Copy everything in the data below exactly except the pictures.
--- start of Records for processing ---
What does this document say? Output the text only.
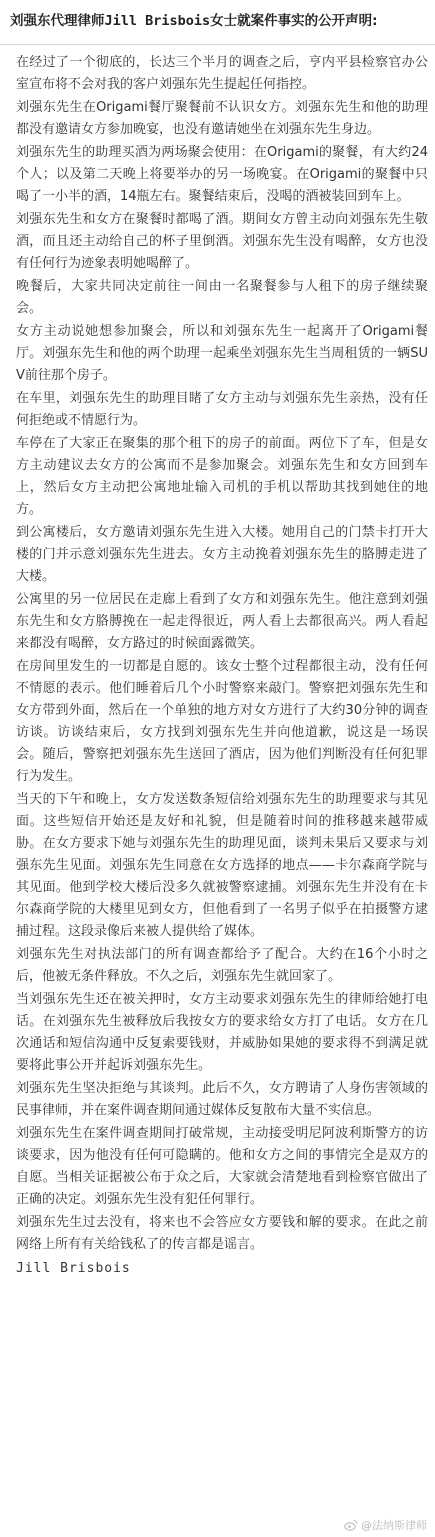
刘强东代理律师Jill Brisbois女士就案件事实的公开声明:

在经过了一个彻底的，长达三个半月的调查之后，亨内平县检察官办公室宣布将不会对我的客户刘强东先生提起任何指控。

刘强东先生在Origami餐厅聚餐前不认识女方。刘强东先生和他的助理都没有邀请女方参加晚宴，也没有邀请她坐在刘强东先生身边。

刘强东先生的助理买酒为两场聚会使用：在Origami的聚餐，有大约24个人；以及第二天晚上将要举办的另一场晚宴。在Origami的聚餐中只喝了一小半的酒，14瓶左右。聚餐结束后，没喝的酒被装回到车上。

刘强东先生和女方在聚餐时都喝了酒。期间女方曾主动向刘强东先生敬酒，而且还主动给自己的杯子里倒酒。刘强东先生没有喝醉，女方也没有任何行为迹象表明她喝醉了。

晚餐后，大家共同决定前往一间由一名聚餐参与人租下的房子继续聚会。

女方主动说她想参加聚会，所以和刘强东先生一起离开了Origami餐厅。刘强东先生和他的两个助理一起乘坐刘强东先生当周租赁的一辆SUV前往那个房子。

在车里，刘强东先生的助理目睹了女方主动与刘强东先生亲热，没有任何拒绝或不情愿行为。

车停在了大家正在聚集的那个租下的房子的前面。两位下了车，但是女方主动建议去女方的公寓而不是参加聚会。刘强东先生和女方回到车上，然后女方主动把公寓地址输入司机的手机以帮助其找到她住的地方。

到公寓楼后，女方邀请刘强东先生进入大楼。她用自己的门禁卡打开大楼的门并示意刘强东先生进去。女方主动挽着刘强东先生的胳膊走进了大楼。

公寓里的另一位居民在走廊上看到了女方和刘强东先生。他注意到刘强东先生和女方胳膊挽在一起走得很近，两人看上去都很高兴。两人看起来都没有喝醉，女方路过的时候面露微笑。

在房间里发生的一切都是自愿的。该女士整个过程都很主动，没有任何不情愿的表示。他们睡着后几个小时警察来敲门。警察把刘强东先生和女方带到外面，然后在一个单独的地方对女方进行了大约30分钟的调查访谈。访谈结束后，女方找到刘强东先生并向他道歉，说这是一场误会。随后，警察把刘强东先生送回了酒店，因为他们判断没有任何犯罪行为发生。

当天的下午和晚上，女方发送数条短信给刘强东先生的助理要求与其见面。这些短信开始还是友好和礼貌，但是随着时间的推移越来越带威胁。在女方要求下她与刘强东先生的助理见面，谈判未果后又要求与刘强东先生见面。刘强东先生同意在女方选择的地点——卡尔森商学院与其见面。他到学校大楼后没多久就被警察逮捕。刘强东先生并没有在卡尔森商学院的大楼里见到女方，但他看到了一名男子似乎在拍摄警方逮捕过程。这段录像后来被人提供给了媒体。

刘强东先生对执法部门的所有调查都给予了配合。大约在16个小时之后，他被无条件释放。不久之后，刘强东先生就回家了。

当刘强东先生还在被关押时，女方主动要求刘强东先生的律师给她打电话。在刘强东先生被释放后我按女方的要求给女方打了电话。女方在几次通话和短信沟通中反复索要钱财，并威胁如果她的要求得不到满足就要将此事公开并起诉刘强东先生。

刘强东先生坚决拒绝与其谈判。此后不久，女方聘请了人身伤害领域的民事律师，并在案件调查期间通过媒体反复散布大量不实信息。

刘强东先生在案件调查期间打破常规，主动接受明尼阿波利斯警方的访谈要求，因为他没有任何可隐瞒的。他和女方之间的事情完全是双方的自愿。当相关证据被公布于众之后，大家就会清楚地看到检察官做出了正确的决定。刘强东先生没有犯任何罪行。

刘强东先生过去没有，将来也不会答应女方要钱和解的要求。在此之前网络上所有有关给钱私了的传言都是谣言。

Jill Brisbois
@法纳斯律师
--- end of Records for processing ---
◆ Result for this exercise:
What does this document say? Output the text only.
刘强东代理律师Jill Brisbois女士就案件事实的公开声明:

在经过了一个彻底的，长达三个半月的调查之后，亨内平县检察官办公室宣布将不会对我的客户刘强东先生提起任何指控。

刘强东先生在Origami餐厅聚餐前不认识女方。刘强东先生和他的助理都没有邀请女方参加晚宴，也没有邀请她坐在刘强东先生身边。

刘强东先生的助理买酒为两场聚会使用：在Origami的聚餐，有大约24个人；以及第二天晚上将要举办的另一场晚宴。在Origami的聚餐中只喝了一小半的酒，14瓶左右。聚餐结束后，没喝的酒被装回到车上。

刘强东先生和女方在聚餐时都喝了酒。期间女方曾主动向刘强东先生敬酒，而且还主动给自己的杯子里倒酒。刘强东先生没有喝醉，女方也没有任何行为迹象表明她喝醉了。

晚餐后，大家共同决定前往一间由一名聚餐参与人租下的房子继续聚会。

女方主动说她想参加聚会，所以和刘强东先生一起离开了Origami餐厅。刘强东先生和他的两个助理一起乘坐刘强东先生当周租赁的一辆SUV前往那个房子。

在车里，刘强东先生的助理目睹了女方主动与刘强东先生亲热，没有任何拒绝或不情愿行为。

车停在了大家正在聚集的那个租下的房子的前面。两位下了车，但是女方主动建议去女方的公寓而不是参加聚会。刘强东先生和女方回到车上，然后女方主动把公寓地址输入司机的手机以帮助其找到她住的地方。

到公寓楼后，女方邀请刘强东先生进入大楼。她用自己的门禁卡打开大楼的门并示意刘强东先生进去。女方主动挽着刘强东先生的胳膊走进了大楼。

公寓里的另一位居民在走廊上看到了女方和刘强东先生。他注意到刘强东先生和女方胳膊挽在一起走得很近，两人看上去都很高兴。两人看起来都没有喝醉，女方路过的时候面露微笑。

在房间里发生的一切都是自愿的。该女士整个过程都很主动，没有任何不情愿的表示。他们睡着后几个小时警察来敲门。警察把刘强东先生和女方带到外面，然后在一个单独的地方对女方进行了大约30分钟的调查访谈。访谈结束后，女方找到刘强东先生并向他道歉，说这是一场误会。随后，警察把刘强东先生送回了酒店，因为他们判断没有任何犯罪行为发生。

当天的下午和晚上，女方发送数条短信给刘强东先生的助理要求与其见面。这些短信开始还是友好和礼貌，但是随着时间的推移越来越带威胁。在女方要求下她与刘强东先生的助理见面，谈判未果后又要求与刘强东先生见面。刘强东先生同意在女方选择的地点——卡尔森商学院与其见面。他到学校大楼后没多久就被警察逮捕。刘强东先生并没有在卡尔森商学院的大楼里见到女方，但他看到了一名男子似乎在拍摄警方逮捕过程。这段录像后来被人提供给了媒体。

刘强东先生对执法部门的所有调查都给予了配合。大约在16个小时之后，他被无条件释放。不久之后，刘强东先生就回家了。

当刘强东先生还在被关押时，女方主动要求刘强东先生的律师给她打电话。在刘强东先生被释放后我按女方的要求给女方打了电话。女方在几次通话和短信沟通中反复索要钱财，并威胁如果她的要求得不到满足就要将此事公开并起诉刘强东先生。

刘强东先生坚决拒绝与其谈判。此后不久，女方聘请了人身伤害领域的民事律师，并在案件调查期间通过媒体反复散布大量不实信息。

刘强东先生在案件调查期间打破常规，主动接受明尼阿波利斯警方的访谈要求，因为他没有任何可隐瞒的。他和女方之间的事情完全是双方的自愿。当相关证据被公布于众之后，大家就会清楚地看到检察官做出了正确的决定。刘强东先生没有犯任何罪行。

刘强东先生过去没有，将来也不会答应女方要钱和解的要求。在此之前网络上所有有关给钱私了的传言都是谣言。

Jill Brisbois
@法纳斯律师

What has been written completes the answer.